§ **REQUEST**: Give the entries back exactly, dropping each image.

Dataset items
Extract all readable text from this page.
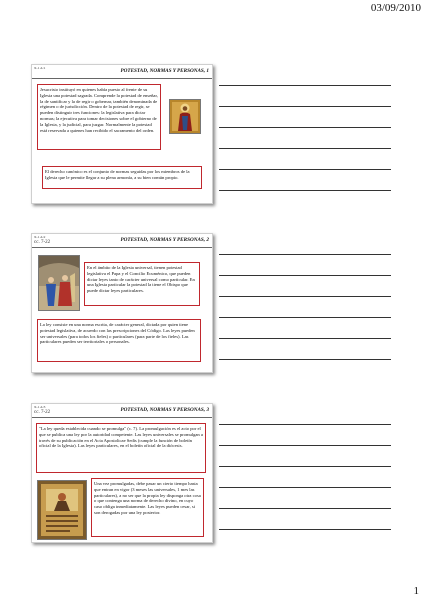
03/09/2010
X-1 A:1	POTESTAD, NORMAS Y PERSONAS, 1
Jesucristo instituyó en quienes había puesto al frente de su Iglesia una potestad sagrada. Comprende la potestad de enseñar, la de santificar y la de regir o gobernar, también denominada de régimen o de jurisdicción. Dentro de la potestad de regir, se pueden distinguir tres funciones: la legislativa para dictar normas; la ejecutiva para tomar decisiones sobre el gobierno de la Iglesia, y la judicial, para juzgar. Normalmente la potestad está reservada a quienes han recibido el sacramento del orden.
El derecho canónico es el conjunto de normas seguidas por los miembros de la Iglesia que le permite llegar a su plena armonía, a su bien común propio.
X-1 A:2
cc. 7-22	POTESTAD, NORMAS Y PERSONAS, 2
En el ámbito de la Iglesia universal, tienen potestad legislativa el Papa y el Concilio Ecuménico, que pueden dictar leyes tanto de carácter universal como particular. En una Iglesia particular la potestad la tiene el Obispo que puede dictar leyes particulares.
La ley consiste en una norma escrita, de carácter general, dictada por quien tiene potestad legislativa, de acuerdo con las prescripciones del Código. Las leyes pueden ser universales (para todos los fieles) o particulares (para parte de los fieles). Las particulares pueden ser territoriales o personales.
X-1 A:3
cc. 7-22	POTESTAD, NORMAS Y PERSONAS, 3
"La ley queda establecida cuando se promulga" (c. 7). La promulgación es el acto por el que se publica una ley por la autoridad competente. Las leyes universales se promulgan a través de su publicación en el Acta Apostolicae Sedis (cumple la función de boletín oficial de la Iglesia). Las leyes particulares, en el boletín oficial de la diócesis.
Una vez promulgadas, debe pasar un cierto tiempo hasta que entran en vigor (3 meses las universales, 1 mes las particulares), a no ser que la propia ley disponga otra cosa o que contenga una norma de derecho divino, en cuyo caso obliga inmediatamente. Las leyes pueden cesar, si son derogadas por una ley posterior.
1
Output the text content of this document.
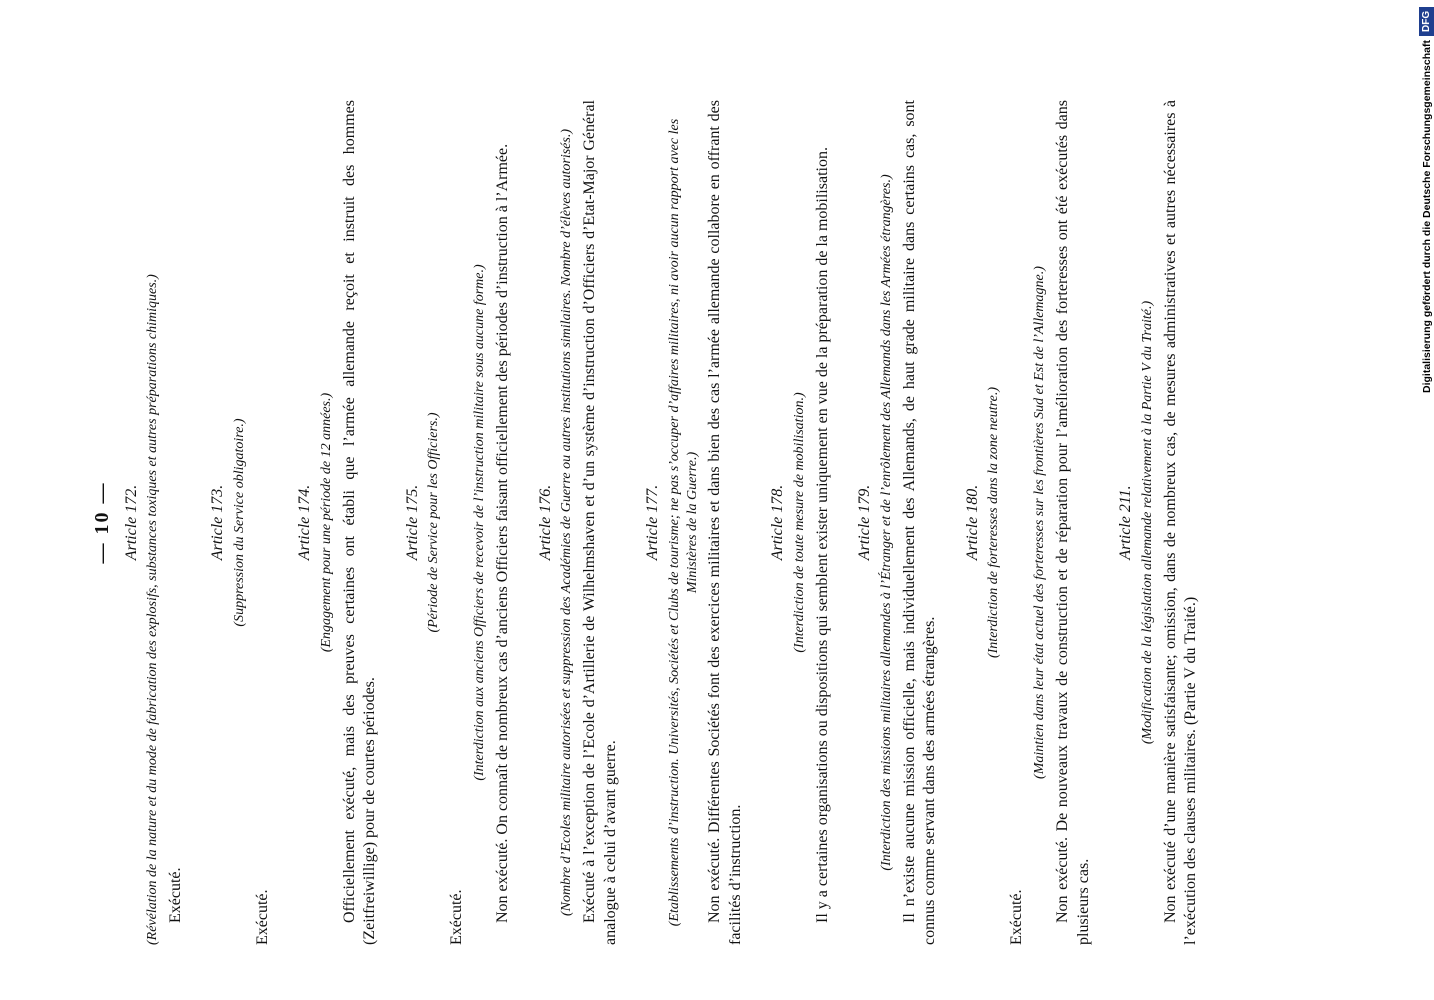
— 10 — Article 172. (Révélation de la nature et du mode de fabrication des explosifs, substances toxiques et autres préparations chimiques.) Exécuté.

Article 173. (Suppression du Service obligatoire.)

Exécuté.

Article 174. (Engagement pour une période de 12 années.) Officiellement exécuté, mais des preuves certaines ont établi que l’armée allemande reçoit et instruit des hommes (Zeitfreiwillige) pour de courtes périodes.

Article 175. (Période de Service pour les Officiers.)

Exécuté.

(Interdiction aux anciens Officiers de recevoir de l’instruction militaire sous aucune forme.) Non exécuté. On connaît de nombreux cas d’anciens Officiers faisant officiellement des périodes d’instruction à l’Armée. Article 176. (Nombre d’Ecoles militaire autorisées et suppression des Académies de Guerre ou autres institutions similaires. Nombre d’élèves autorisés.) Exécuté à l’exception de l’Ecole d’Artillerie de Wilhelmshaven et d’un système d’instruction d’Officiers d’Etat-Major Général analogue à celui d’avant guerre.

Article 177. (Etablissements d’instruction. Universités, Sociétés et Clubs de tourisme; ne pas s’occuper d’affaires militaires, ni avoir aucun rapport avec les Ministères de la Guerre.) Non exécuté. Différentes Sociétés font des exercices militaires et dans bien des cas l’armée allemande collabore en offrant des facilités d’instruction.

Article 178. (Interdiction de toute mesure de mobilisation.) Il y a certaines organisations ou dispositions qui semblent exister uniquement en vue de la préparation de la mobilisation. Article 179. (Interdiction des missions militaires allemandes à l’Étranger et de l’enrôlement des Allemands dans les Armées étrangères.) Il n’existe aucune mission officielle, mais individuellement des Allemands, de haut grade militaire dans certains cas, sont connus comme servant dans des armées étrangères.

Article 180. (Interdiction de forteresses dans la zone neutre.)

Exécuté.

(Maintien dans leur état actuel des forteresses sur les frontières Sud et Est de l’Allemagne.) Non exécuté. De nouveaux travaux de construction et de réparation pour l’amélioration des forteresses ont été exécutés dans plusieurs cas.

Article 211. (Modification de la législation allemande relativement à la Partie V du Traité.) Non exécuté d’une manière satisfaisante; omission, dans de nombreux cas, de mesures administratives et autres nécessaires à l’exécution des clauses militaires. (Partie V du Traité.)

Digitalisierung gefördert durch die Deutsche Forschungsgemeinschaft
DFG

§ **FULL OUTPUT**:
Extract all readable text from this page.
03/09/2010
X-1 A:1	POTESTAD, NORMAS Y PERSONAS, 1
Jesucristo instituyó en quienes había puesto al frente de su Iglesia una potestad sagrada. Comprende la potestad de enseñar, la de santificar y la de regir o gobernar, también denominada de régimen o de jurisdicción. Dentro de la potestad de regir, se pueden distinguir tres funciones: la legislativa para dictar normas; la ejecutiva para tomar decisiones sobre el gobierno de la Iglesia, y la judicial, para juzgar. Normalmente la potestad está reservada a quienes han recibido el sacramento del orden.
El derecho canónico es el conjunto de normas seguidas por los miembros de la Iglesia que le permite llegar a su plena armonía, a su bien común propio.
X-1 A:2
cc. 7-22	POTESTAD, NORMAS Y PERSONAS, 2
En el ámbito de la Iglesia universal, tienen potestad legislativa el Papa y el Concilio Ecuménico, que pueden dictar leyes tanto de carácter universal como particular. En una Iglesia particular la potestad la tiene el Obispo que puede dictar leyes particulares.
La ley consiste en una norma escrita, de carácter general, dictada por quien tiene potestad legislativa, de acuerdo con las prescripciones del Código. Las leyes pueden ser universales (para todos los fieles) o particulares (para parte de los fieles). Las particulares pueden ser territoriales o personales.
X-1 A:3
cc. 7-22	POTESTAD, NORMAS Y PERSONAS, 3
"La ley queda establecida cuando se promulga" (c. 7). La promulgación es el acto por el que se publica una ley por la autoridad competente. Las leyes universales se promulgan a través de su publicación en el Acta Apostolicae Sedis (cumple la función de boletín oficial de la Iglesia). Las leyes particulares, en el boletín oficial de la diócesis.
Una vez promulgadas, debe pasar un cierto tiempo hasta que entran en vigor (3 meses las universales, 1 mes las particulares), a no ser que la propia ley disponga otra cosa o que contenga una norma de derecho divino, en cuyo caso obliga inmediatamente. Las leyes pueden cesar, si son derogadas por una ley posterior.
1
Output the text content of this document.
— 10 — Article 172. (Révélation de la nature et du mode de fabrication des explosifs, substances toxiques et autres préparations chimiques.) Exécuté.

Article 173. (Suppression du Service obligatoire.)

Exécuté.

Article 174. (Engagement pour une période de 12 années.) Officiellement exécuté, mais des preuves certaines ont établi que l’armée allemande reçoit et instruit des hommes (Zeitfreiwillige) pour de courtes périodes.

Article 175. (Période de Service pour les Officiers.)

Exécuté.

(Interdiction aux anciens Officiers de recevoir de l’instruction militaire sous aucune forme.) Non exécuté. On connaît de nombreux cas d’anciens Officiers faisant officiellement des périodes d’instruction à l’Armée. Article 176. (Nombre d’Ecoles militaire autorisées et suppression des Académies de Guerre ou autres institutions similaires. Nombre d’élèves autorisés.) Exécuté à l’exception de l’Ecole d’Artillerie de Wilhelmshaven et d’un système d’instruction d’Officiers d’Etat-Major Général analogue à celui d’avant guerre.

Article 177. (Etablissements d’instruction. Universités, Sociétés et Clubs de tourisme; ne pas s’occuper d’affaires militaires, ni avoir aucun rapport avec les Ministères de la Guerre.) Non exécuté. Différentes Sociétés font des exercices militaires et dans bien des cas l’armée allemande collabore en offrant des facilités d’instruction.

Article 178. (Interdiction de toute mesure de mobilisation.) Il y a certaines organisations ou dispositions qui semblent exister uniquement en vue de la préparation de la mobilisation. Article 179. (Interdiction des missions militaires allemandes à l’Étranger et de l’enrôlement des Allemands dans les Armées étrangères.) Il n’existe aucune mission officielle, mais individuellement des Allemands, de haut grade militaire dans certains cas, sont connus comme servant dans des armées étrangères.

Article 180. (Interdiction de forteresses dans la zone neutre.)

Exécuté.

(Maintien dans leur état actuel des forteresses sur les frontières Sud et Est de l’Allemagne.) Non exécuté. De nouveaux travaux de construction et de réparation pour l’amélioration des forteresses ont été exécutés dans plusieurs cas.

Article 211. (Modification de la législation allemande relativement à la Partie V du Traité.) Non exécuté d’une manière satisfaisante; omission, dans de nombreux cas, de mesures administratives et autres nécessaires à l’exécution des clauses militaires. (Partie V du Traité.)

Digitalisierung gefördert durch die Deutsche Forschungsgemeinschaft
DFG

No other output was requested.